[Exercise directions] Where a line contains the string "title", copy that line.

------------------------------

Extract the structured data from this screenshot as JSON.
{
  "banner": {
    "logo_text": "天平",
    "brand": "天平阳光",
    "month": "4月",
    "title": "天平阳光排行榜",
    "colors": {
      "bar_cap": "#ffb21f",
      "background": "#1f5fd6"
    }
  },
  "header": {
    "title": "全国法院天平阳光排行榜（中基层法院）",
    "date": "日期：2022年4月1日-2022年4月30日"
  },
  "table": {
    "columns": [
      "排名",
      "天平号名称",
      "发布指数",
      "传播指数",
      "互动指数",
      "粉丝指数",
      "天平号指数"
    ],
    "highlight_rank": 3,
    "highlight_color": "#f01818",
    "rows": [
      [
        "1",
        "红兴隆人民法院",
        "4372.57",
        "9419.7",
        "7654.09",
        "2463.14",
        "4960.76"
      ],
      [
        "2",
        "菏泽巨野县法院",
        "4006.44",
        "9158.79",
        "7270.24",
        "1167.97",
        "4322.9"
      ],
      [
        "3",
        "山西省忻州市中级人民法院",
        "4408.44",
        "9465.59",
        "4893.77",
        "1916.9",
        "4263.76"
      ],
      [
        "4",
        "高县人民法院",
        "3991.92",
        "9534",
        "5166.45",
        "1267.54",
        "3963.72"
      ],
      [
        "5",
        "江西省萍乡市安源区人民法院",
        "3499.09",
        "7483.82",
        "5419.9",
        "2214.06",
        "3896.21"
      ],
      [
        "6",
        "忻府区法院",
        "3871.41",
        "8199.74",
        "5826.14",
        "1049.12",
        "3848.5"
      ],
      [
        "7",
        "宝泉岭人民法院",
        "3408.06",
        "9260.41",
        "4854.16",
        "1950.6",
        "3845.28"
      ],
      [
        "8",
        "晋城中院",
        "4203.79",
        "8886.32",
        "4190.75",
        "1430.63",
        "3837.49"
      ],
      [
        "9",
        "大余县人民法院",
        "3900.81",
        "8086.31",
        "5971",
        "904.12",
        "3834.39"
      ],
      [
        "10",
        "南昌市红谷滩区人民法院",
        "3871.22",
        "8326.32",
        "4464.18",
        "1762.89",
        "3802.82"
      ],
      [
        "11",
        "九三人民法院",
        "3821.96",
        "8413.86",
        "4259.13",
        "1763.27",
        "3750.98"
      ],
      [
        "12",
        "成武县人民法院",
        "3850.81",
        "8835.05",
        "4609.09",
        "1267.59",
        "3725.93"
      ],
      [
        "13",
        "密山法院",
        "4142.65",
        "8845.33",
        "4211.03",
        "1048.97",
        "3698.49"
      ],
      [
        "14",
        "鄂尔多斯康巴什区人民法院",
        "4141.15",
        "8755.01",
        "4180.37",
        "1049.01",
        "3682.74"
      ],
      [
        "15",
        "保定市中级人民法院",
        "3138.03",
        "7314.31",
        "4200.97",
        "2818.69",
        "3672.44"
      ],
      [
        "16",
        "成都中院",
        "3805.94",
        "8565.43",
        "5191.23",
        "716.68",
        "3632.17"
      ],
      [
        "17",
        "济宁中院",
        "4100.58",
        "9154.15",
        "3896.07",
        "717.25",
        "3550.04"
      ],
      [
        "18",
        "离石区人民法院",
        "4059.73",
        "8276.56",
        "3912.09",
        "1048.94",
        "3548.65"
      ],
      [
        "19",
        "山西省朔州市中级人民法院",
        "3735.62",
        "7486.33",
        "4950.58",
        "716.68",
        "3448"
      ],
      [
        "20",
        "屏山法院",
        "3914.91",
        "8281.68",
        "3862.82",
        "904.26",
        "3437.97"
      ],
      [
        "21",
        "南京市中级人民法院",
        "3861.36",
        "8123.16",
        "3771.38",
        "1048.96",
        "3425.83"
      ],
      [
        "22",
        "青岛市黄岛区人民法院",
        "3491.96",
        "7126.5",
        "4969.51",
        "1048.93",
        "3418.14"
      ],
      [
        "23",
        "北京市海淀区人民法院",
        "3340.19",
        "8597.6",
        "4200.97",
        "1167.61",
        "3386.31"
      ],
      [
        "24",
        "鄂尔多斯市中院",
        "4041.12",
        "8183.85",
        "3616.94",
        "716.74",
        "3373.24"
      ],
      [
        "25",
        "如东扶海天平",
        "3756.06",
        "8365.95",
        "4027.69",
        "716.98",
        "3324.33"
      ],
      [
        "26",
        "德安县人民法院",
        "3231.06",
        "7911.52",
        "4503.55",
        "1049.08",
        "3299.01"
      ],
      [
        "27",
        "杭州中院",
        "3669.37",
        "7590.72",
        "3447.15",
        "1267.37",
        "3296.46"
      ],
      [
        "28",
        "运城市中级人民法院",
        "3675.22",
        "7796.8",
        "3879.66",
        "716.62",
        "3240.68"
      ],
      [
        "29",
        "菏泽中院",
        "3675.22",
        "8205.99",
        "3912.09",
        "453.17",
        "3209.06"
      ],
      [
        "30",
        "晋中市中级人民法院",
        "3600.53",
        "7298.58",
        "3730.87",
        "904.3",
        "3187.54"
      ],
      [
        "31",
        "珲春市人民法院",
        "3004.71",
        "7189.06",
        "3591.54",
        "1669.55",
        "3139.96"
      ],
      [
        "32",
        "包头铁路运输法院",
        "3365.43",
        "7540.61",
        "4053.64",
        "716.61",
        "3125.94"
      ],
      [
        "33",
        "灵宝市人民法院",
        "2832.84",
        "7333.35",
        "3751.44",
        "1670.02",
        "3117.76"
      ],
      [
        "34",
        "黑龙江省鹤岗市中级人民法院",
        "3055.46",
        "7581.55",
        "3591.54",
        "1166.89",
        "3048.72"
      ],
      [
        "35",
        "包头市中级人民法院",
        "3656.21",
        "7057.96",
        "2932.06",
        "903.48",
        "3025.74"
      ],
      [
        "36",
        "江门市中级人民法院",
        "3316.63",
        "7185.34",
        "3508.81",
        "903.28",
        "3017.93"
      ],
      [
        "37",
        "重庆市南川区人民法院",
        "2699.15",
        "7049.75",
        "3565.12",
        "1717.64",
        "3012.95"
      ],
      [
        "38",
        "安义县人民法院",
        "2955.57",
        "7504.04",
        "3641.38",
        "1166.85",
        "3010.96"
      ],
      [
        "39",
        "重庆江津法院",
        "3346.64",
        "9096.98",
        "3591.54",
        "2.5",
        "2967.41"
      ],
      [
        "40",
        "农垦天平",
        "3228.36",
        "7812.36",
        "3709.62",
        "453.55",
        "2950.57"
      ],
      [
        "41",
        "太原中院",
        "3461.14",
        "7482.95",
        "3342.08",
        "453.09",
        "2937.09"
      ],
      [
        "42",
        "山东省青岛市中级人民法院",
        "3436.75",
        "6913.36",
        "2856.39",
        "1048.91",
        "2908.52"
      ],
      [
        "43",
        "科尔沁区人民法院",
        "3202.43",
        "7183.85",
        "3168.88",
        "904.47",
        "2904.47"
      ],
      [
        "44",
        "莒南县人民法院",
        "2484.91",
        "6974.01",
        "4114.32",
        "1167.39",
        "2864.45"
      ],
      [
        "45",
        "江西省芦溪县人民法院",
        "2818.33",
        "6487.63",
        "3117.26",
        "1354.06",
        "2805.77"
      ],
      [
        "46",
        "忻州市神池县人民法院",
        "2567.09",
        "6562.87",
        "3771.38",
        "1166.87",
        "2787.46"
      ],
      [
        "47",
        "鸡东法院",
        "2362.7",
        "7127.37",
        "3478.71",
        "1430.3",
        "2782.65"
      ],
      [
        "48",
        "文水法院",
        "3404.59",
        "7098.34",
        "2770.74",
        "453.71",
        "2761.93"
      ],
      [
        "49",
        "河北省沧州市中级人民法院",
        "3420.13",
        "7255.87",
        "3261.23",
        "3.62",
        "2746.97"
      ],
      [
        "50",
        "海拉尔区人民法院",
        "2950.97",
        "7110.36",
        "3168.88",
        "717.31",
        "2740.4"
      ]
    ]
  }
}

------------------------------

[Final answer]
    "title": "天平阳光排行榜",
    "title": "全国法院天平阳光排行榜（中基层法院）",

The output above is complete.